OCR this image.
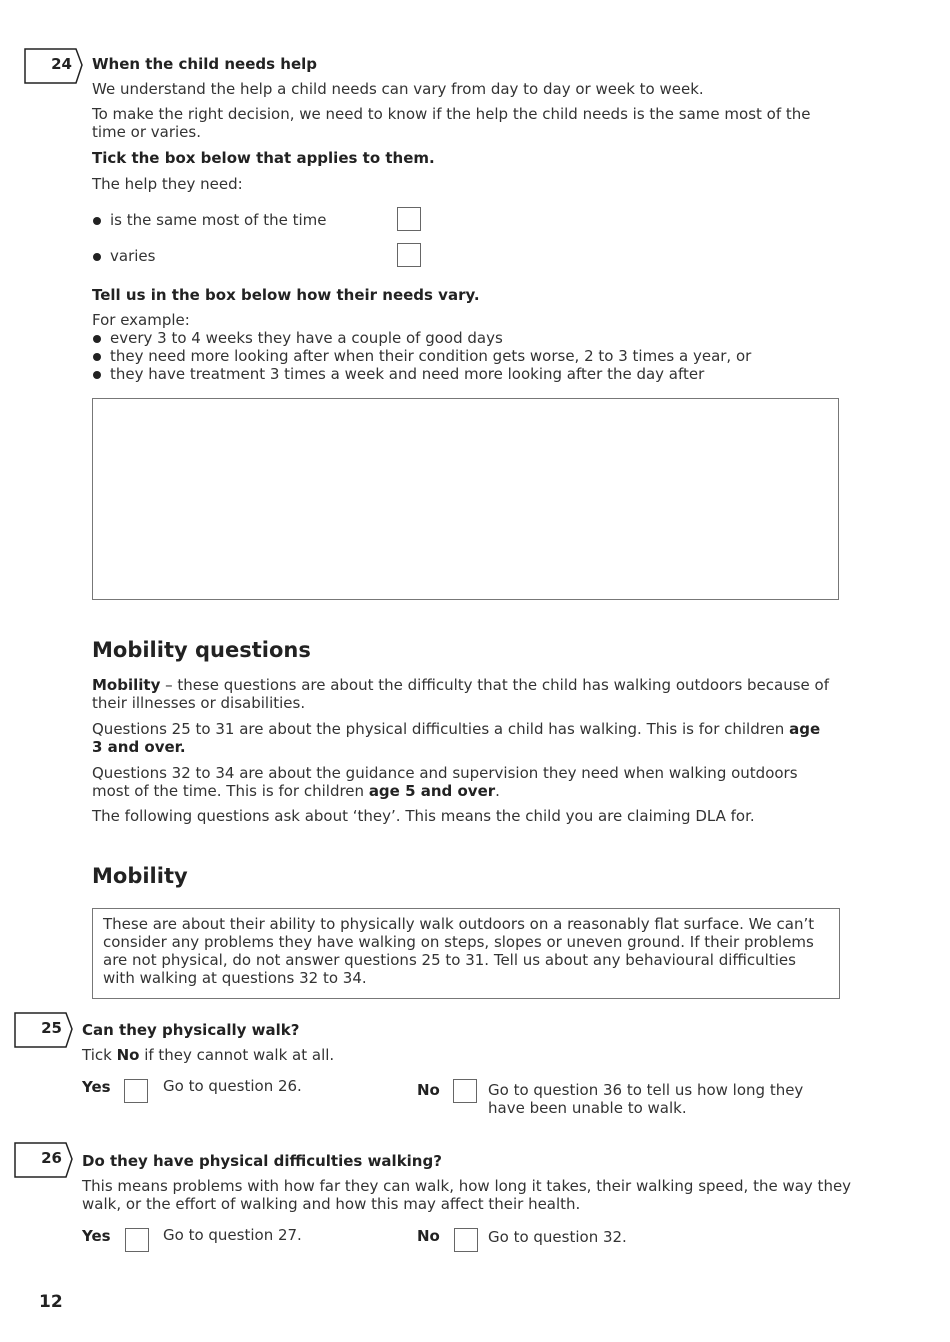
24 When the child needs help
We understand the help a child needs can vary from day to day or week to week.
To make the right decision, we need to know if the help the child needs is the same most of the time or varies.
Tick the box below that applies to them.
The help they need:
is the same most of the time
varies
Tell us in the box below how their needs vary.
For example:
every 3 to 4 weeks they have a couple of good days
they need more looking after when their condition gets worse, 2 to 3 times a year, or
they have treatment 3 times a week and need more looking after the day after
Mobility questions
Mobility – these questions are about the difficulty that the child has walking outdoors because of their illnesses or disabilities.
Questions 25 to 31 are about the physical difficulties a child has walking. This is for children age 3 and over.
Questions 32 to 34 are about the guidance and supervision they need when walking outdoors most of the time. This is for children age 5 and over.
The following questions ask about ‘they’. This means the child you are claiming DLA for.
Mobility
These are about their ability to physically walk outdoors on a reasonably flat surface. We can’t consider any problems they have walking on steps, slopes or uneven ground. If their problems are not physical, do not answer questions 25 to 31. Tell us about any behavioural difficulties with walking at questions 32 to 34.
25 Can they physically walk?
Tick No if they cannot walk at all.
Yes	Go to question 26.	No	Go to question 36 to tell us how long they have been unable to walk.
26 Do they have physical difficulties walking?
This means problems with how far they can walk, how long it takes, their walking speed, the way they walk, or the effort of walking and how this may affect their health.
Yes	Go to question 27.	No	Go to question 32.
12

=-=-=

* _JOB_:
Reproduce the data above in full, exactly as it is, with the pictures left out.

* _OUTPUT FOR THIS TASK_:
OCR this image.
24 When the child needs help
We understand the help a child needs can vary from day to day or week to week.
To make the right decision, we need to know if the help the child needs is the same most of the time or varies.
Tick the box below that applies to them.
The help they need:
is the same most of the time
varies
Tell us in the box below how their needs vary.
For example:
every 3 to 4 weeks they have a couple of good days
they need more looking after when their condition gets worse, 2 to 3 times a year, or
they have treatment 3 times a week and need more looking after the day after
Mobility questions
Mobility – these questions are about the difficulty that the child has walking outdoors because of their illnesses or disabilities.
Questions 25 to 31 are about the physical difficulties a child has walking. This is for children age 3 and over.
Questions 32 to 34 are about the guidance and supervision they need when walking outdoors most of the time. This is for children age 5 and over.
The following questions ask about ‘they’. This means the child you are claiming DLA for.
Mobility
These are about their ability to physically walk outdoors on a reasonably flat surface. We can’t consider any problems they have walking on steps, slopes or uneven ground. If their problems are not physical, do not answer questions 25 to 31. Tell us about any behavioural difficulties with walking at questions 32 to 34.
25 Can they physically walk?
Tick No if they cannot walk at all.
Yes	Go to question 26.	No	Go to question 36 to tell us how long they have been unable to walk.
26 Do they have physical difficulties walking?
This means problems with how far they can walk, how long it takes, their walking speed, the way they walk, or the effort of walking and how this may affect their health.
Yes	Go to question 27.	No	Go to question 32.
12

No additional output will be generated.